MATERIAL PROVIDED
* start *

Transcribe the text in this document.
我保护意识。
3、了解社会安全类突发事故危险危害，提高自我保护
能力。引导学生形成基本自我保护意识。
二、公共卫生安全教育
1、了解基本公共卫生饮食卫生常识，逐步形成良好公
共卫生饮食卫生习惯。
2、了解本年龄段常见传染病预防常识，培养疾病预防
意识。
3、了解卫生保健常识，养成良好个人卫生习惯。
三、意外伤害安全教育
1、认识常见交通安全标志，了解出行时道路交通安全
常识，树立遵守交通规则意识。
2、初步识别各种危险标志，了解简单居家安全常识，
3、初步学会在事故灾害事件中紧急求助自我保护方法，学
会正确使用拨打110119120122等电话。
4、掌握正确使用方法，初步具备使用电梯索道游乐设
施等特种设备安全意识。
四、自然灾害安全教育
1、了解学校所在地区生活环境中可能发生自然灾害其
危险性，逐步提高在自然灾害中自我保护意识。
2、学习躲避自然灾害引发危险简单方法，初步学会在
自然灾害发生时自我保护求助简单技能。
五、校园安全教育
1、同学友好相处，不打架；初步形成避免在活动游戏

* end *
* start *

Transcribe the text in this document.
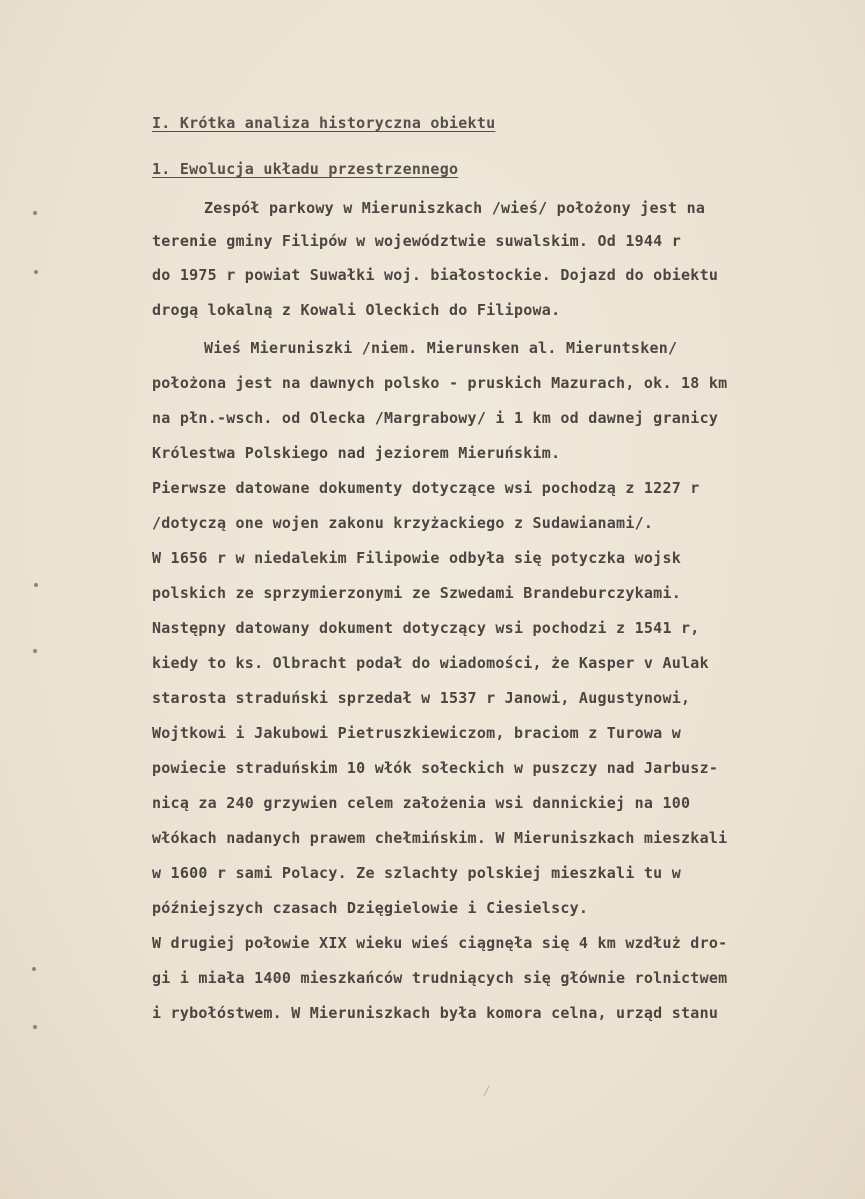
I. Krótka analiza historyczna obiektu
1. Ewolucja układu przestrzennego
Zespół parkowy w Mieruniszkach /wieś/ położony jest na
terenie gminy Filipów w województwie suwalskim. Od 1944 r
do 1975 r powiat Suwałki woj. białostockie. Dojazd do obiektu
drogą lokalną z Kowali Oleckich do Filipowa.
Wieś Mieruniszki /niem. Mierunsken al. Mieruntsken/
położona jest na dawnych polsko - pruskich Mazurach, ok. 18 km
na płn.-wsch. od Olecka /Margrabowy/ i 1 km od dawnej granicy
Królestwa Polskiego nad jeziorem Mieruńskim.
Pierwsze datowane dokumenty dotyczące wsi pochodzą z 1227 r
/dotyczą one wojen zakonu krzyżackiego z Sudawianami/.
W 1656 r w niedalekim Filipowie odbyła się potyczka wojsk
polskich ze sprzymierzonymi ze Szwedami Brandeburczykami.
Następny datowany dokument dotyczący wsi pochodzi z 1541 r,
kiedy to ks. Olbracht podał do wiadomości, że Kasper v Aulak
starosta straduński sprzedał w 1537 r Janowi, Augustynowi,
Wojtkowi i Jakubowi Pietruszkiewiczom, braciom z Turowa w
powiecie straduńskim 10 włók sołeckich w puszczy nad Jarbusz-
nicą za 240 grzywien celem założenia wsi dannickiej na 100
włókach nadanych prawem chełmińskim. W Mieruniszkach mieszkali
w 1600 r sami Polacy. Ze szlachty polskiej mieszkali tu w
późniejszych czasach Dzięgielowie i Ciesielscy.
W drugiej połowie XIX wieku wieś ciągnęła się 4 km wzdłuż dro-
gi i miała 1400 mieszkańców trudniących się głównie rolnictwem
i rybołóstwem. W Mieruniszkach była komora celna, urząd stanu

* end *
* start *

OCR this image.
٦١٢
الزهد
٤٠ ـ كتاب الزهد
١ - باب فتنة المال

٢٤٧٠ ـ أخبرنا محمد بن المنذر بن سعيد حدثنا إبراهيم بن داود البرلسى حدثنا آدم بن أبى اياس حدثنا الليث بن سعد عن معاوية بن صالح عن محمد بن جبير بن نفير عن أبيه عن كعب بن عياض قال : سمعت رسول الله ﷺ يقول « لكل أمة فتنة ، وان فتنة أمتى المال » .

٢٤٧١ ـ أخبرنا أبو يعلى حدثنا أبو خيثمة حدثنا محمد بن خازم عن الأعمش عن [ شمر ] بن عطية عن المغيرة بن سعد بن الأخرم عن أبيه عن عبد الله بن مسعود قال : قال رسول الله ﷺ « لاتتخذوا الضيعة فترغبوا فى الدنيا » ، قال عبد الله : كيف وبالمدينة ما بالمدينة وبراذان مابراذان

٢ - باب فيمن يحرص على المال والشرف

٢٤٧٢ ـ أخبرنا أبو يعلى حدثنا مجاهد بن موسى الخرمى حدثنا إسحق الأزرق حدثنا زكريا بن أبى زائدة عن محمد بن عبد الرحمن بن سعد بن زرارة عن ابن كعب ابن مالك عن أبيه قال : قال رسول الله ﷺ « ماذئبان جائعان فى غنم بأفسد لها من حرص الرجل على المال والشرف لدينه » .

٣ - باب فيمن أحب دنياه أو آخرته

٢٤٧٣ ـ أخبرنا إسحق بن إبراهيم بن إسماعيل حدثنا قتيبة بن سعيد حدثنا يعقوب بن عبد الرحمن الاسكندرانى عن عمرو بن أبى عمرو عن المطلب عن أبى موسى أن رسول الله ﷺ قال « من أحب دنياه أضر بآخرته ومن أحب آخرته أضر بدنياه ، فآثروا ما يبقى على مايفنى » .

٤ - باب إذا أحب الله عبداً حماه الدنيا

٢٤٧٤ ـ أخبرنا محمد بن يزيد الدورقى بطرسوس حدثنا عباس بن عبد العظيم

* end *

Which lines in the records above contain the string "obiektu"? Copy each one.

EXERCISE OUTPUT
I. Krótka analiza historyczna obiektu
do 1975 r powiat Suwałki woj. białostockie. Dojazd do obiektu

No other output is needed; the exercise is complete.